Please reproduce the whole listing below line for line, leaving out the picture.

THE DATA —
┌──
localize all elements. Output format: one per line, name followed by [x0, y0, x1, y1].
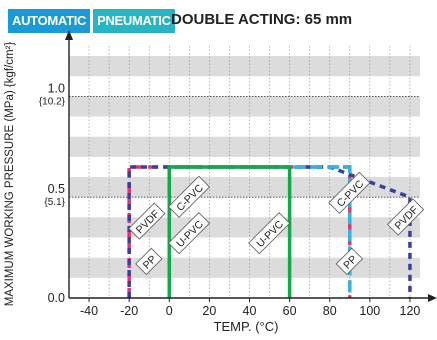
x-tick-label: -40: [80, 304, 98, 318]
background-band: [69, 177, 420, 198]
x-tick-label: 60: [283, 304, 297, 318]
x-axis-label: TEMP. (°C): [214, 319, 279, 334]
x-tick-label: -20: [120, 304, 138, 318]
series-lines: [127, 165, 412, 298]
header-badges: AUTOMATIC PNEUMATIC: [8, 9, 175, 33]
material-label-box: [248, 212, 291, 255]
background-band: [69, 96, 420, 117]
x-tick-label: 40: [243, 304, 257, 318]
tick-labels: -40 -20 0 20 40 60 80 100 120 0.0 0.5{5.1} 1.0{10.2…: [39, 81, 421, 318]
material-label-box: [328, 171, 371, 214]
background-band: [69, 136, 420, 157]
material-label-box: [167, 212, 211, 255]
background-band: [69, 257, 420, 278]
material-label-box: [386, 198, 425, 236]
y-axis-label: MAXIMUM WORKING PRESSURE (MPa) {kgf/cm²}: [4, 42, 16, 307]
x-tick-label: 100: [359, 304, 380, 318]
y-tick-label: 0.0: [48, 291, 65, 305]
background-band: [69, 56, 420, 77]
material-label-box: [135, 247, 163, 276]
material-label-box: [335, 247, 364, 276]
y-tick-label: 1.0: [48, 81, 65, 95]
x-tick-label: 120: [400, 304, 421, 318]
background-bands: [69, 56, 420, 278]
x-tick-label: 20: [202, 304, 216, 318]
badge-automatic: AUTOMATIC: [8, 9, 91, 33]
x-tick-label: 0: [166, 304, 173, 318]
series-line-u-pvc: [167, 165, 292, 298]
y-tick-sublabel: {5.1}: [44, 197, 65, 208]
material-label-box: [128, 202, 166, 240]
badge-pneumatic: PNEUMATIC: [93, 9, 175, 33]
material-label-box: [167, 175, 211, 218]
y-axis-arrow: [65, 30, 73, 40]
x-axis-arrow: [428, 294, 437, 302]
y-tick-sublabel: {10.2}: [39, 96, 66, 107]
x-tick-label: 80: [323, 304, 337, 318]
axes: [65, 30, 437, 302]
background-band: [69, 217, 420, 238]
chart-title: DOUBLE ACTING: 65 mm: [171, 11, 353, 28]
y-tick-label: 0.5: [48, 182, 65, 196]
└──
EXPECTED OUTPUT —
localize all elements. Output format: one per line, name followed by [x0, y0, x1, y1].
x-tick-label: -40: [80, 304, 98, 318]
background-band: [69, 177, 420, 198]
x-tick-label: 60: [283, 304, 297, 318]
x-axis-label: TEMP. (°C): [214, 319, 279, 334]
x-tick-label: -20: [120, 304, 138, 318]
series-lines: [127, 165, 412, 298]
header-badges: AUTOMATIC PNEUMATIC: [8, 9, 175, 33]
material-label-box: [248, 212, 291, 255]
background-band: [69, 96, 420, 117]
x-tick-label: 40: [243, 304, 257, 318]
tick-labels: -40 -20 0 20 40 60 80 100 120 0.0 0.5{5.1} 1.0{10.2…: [39, 81, 421, 318]
material-label-box: [328, 171, 371, 214]
background-band: [69, 136, 420, 157]
material-label-box: [167, 212, 211, 255]
background-band: [69, 257, 420, 278]
material-label-box: [386, 198, 425, 236]
y-axis-label: MAXIMUM WORKING PRESSURE (MPa) {kgf/cm²}: [4, 42, 16, 307]
x-tick-label: 100: [359, 304, 380, 318]
y-tick-label: 0.0: [48, 291, 65, 305]
background-band: [69, 56, 420, 77]
material-label-box: [135, 247, 163, 276]
material-label-box: [335, 247, 364, 276]
y-tick-label: 1.0: [48, 81, 65, 95]
x-tick-label: 120: [400, 304, 421, 318]
background-bands: [69, 56, 420, 278]
x-tick-label: 20: [202, 304, 216, 318]
badge-automatic: AUTOMATIC: [8, 9, 91, 33]
x-tick-label: 0: [166, 304, 173, 318]
series-line-u-pvc: [167, 165, 292, 298]
y-tick-sublabel: {5.1}: [44, 197, 65, 208]
material-label-box: [128, 202, 166, 240]
badge-pneumatic: PNEUMATIC: [93, 9, 175, 33]
material-label-box: [167, 175, 211, 218]
y-axis-arrow: [65, 30, 73, 40]
x-axis-arrow: [428, 294, 437, 302]
y-tick-sublabel: {10.2}: [39, 96, 66, 107]
x-tick-label: 80: [323, 304, 337, 318]
axes: [65, 30, 437, 302]
background-band: [69, 217, 420, 238]
chart-title: DOUBLE ACTING: 65 mm: [171, 11, 353, 28]
y-tick-label: 0.5: [48, 182, 65, 196]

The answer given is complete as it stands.